TASK DESCRIPTION: Emit the data below verbatim, stripping out any pictures.

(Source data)
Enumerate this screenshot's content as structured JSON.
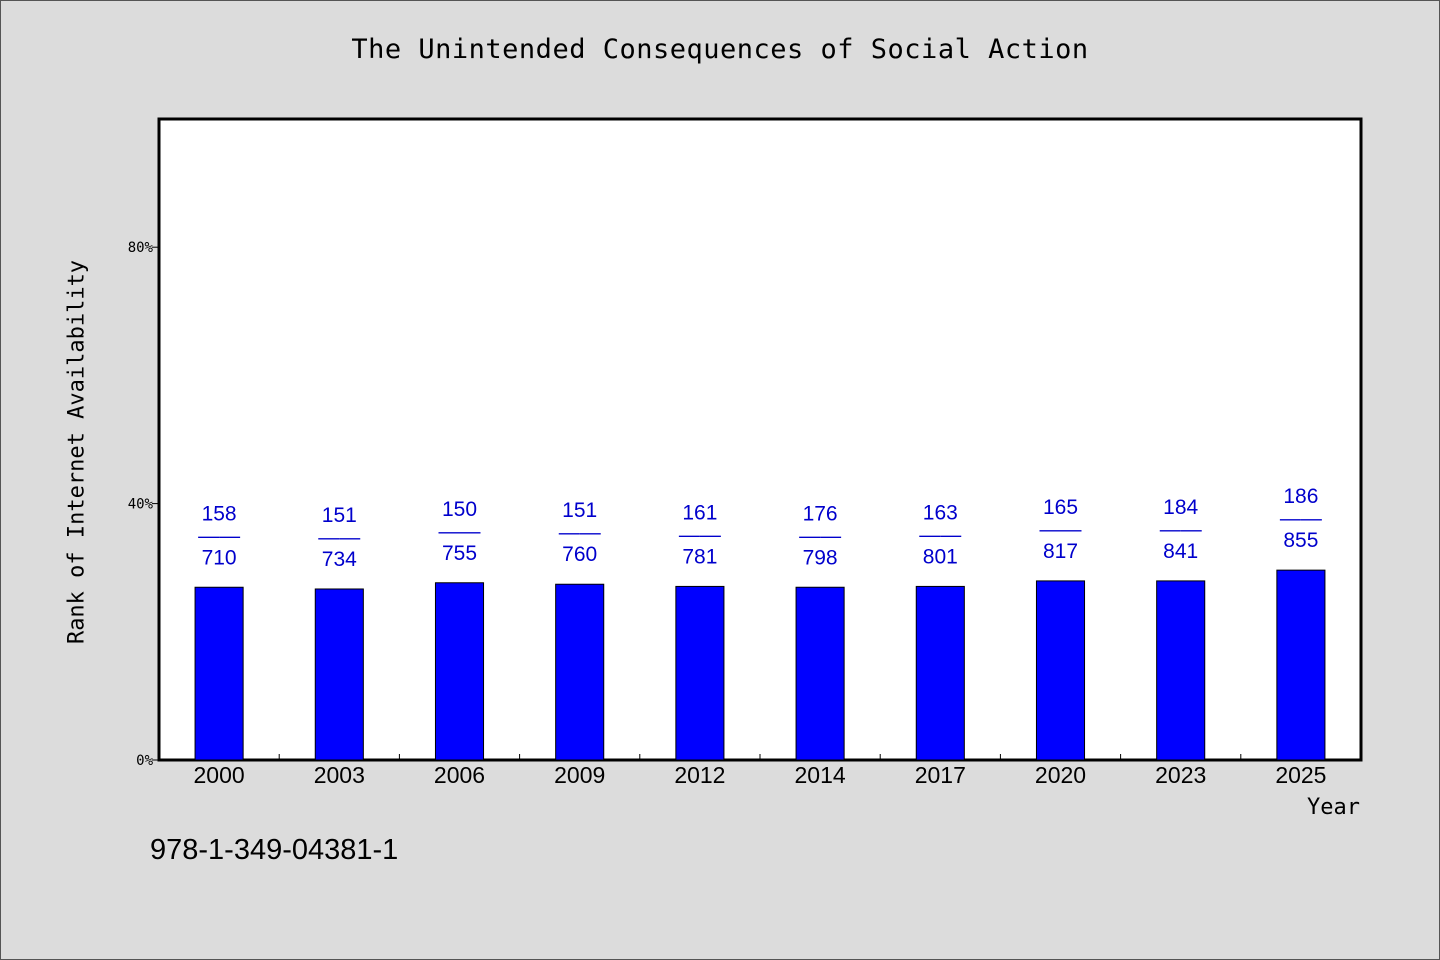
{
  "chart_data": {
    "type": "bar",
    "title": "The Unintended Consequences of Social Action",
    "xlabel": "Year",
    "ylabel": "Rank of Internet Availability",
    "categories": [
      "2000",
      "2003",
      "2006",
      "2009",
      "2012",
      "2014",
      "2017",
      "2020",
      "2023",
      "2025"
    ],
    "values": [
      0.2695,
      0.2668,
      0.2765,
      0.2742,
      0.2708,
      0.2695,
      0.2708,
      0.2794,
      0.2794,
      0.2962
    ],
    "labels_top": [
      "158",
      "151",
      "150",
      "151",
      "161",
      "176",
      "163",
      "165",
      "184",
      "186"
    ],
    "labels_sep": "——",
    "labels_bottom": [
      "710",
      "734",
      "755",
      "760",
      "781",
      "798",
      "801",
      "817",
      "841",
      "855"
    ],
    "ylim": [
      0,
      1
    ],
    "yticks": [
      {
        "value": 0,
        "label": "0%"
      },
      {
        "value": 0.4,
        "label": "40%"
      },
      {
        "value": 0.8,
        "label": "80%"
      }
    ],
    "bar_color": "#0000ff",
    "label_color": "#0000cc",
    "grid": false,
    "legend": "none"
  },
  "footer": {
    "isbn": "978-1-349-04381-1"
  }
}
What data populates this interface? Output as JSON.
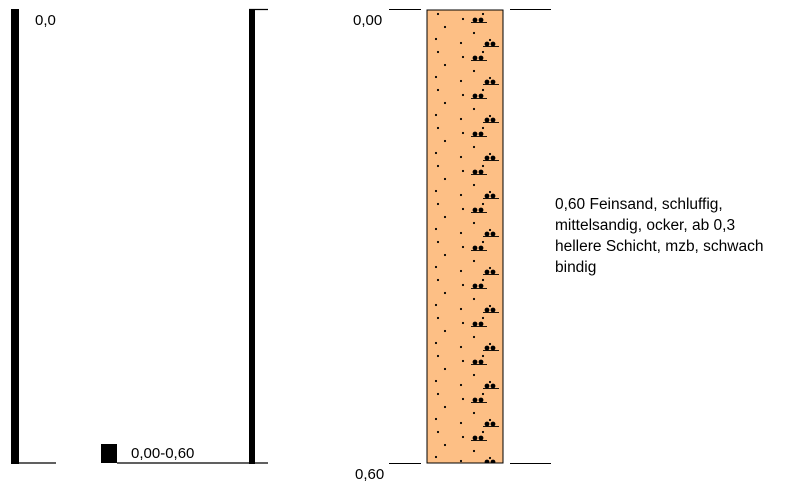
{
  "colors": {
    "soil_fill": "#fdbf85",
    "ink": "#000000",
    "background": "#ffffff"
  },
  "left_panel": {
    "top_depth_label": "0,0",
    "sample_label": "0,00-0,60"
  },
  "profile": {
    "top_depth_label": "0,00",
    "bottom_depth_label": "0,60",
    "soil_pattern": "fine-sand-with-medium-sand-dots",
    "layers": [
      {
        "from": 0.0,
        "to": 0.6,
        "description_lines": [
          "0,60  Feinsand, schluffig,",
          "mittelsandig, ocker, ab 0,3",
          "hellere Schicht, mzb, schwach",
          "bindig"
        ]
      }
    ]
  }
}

ANSWER IN FULL:
Enumerate this screenshot's content as structured JSON.
{
  "chart_data": {
    "type": "bar",
    "title": "The Unintended Consequences of Social Action",
    "xlabel": "Year",
    "ylabel": "Rank of Internet Availability",
    "categories": [
      "2000",
      "2003",
      "2006",
      "2009",
      "2012",
      "2014",
      "2017",
      "2020",
      "2023",
      "2025"
    ],
    "values": [
      0.2695,
      0.2668,
      0.2765,
      0.2742,
      0.2708,
      0.2695,
      0.2708,
      0.2794,
      0.2794,
      0.2962
    ],
    "labels_top": [
      "158",
      "151",
      "150",
      "151",
      "161",
      "176",
      "163",
      "165",
      "184",
      "186"
    ],
    "labels_sep": "——",
    "labels_bottom": [
      "710",
      "734",
      "755",
      "760",
      "781",
      "798",
      "801",
      "817",
      "841",
      "855"
    ],
    "ylim": [
      0,
      1
    ],
    "yticks": [
      {
        "value": 0,
        "label": "0%"
      },
      {
        "value": 0.4,
        "label": "40%"
      },
      {
        "value": 0.8,
        "label": "80%"
      }
    ],
    "bar_color": "#0000ff",
    "label_color": "#0000cc",
    "grid": false,
    "legend": "none"
  },
  "footer": {
    "isbn": "978-1-349-04381-1"
  }
}
What data populates this interface? Output as JSON.
{
  "colors": {
    "soil_fill": "#fdbf85",
    "ink": "#000000",
    "background": "#ffffff"
  },
  "left_panel": {
    "top_depth_label": "0,0",
    "sample_label": "0,00-0,60"
  },
  "profile": {
    "top_depth_label": "0,00",
    "bottom_depth_label": "0,60",
    "soil_pattern": "fine-sand-with-medium-sand-dots",
    "layers": [
      {
        "from": 0.0,
        "to": 0.6,
        "description_lines": [
          "0,60  Feinsand, schluffig,",
          "mittelsandig, ocker, ab 0,3",
          "hellere Schicht, mzb, schwach",
          "bindig"
        ]
      }
    ]
  }
}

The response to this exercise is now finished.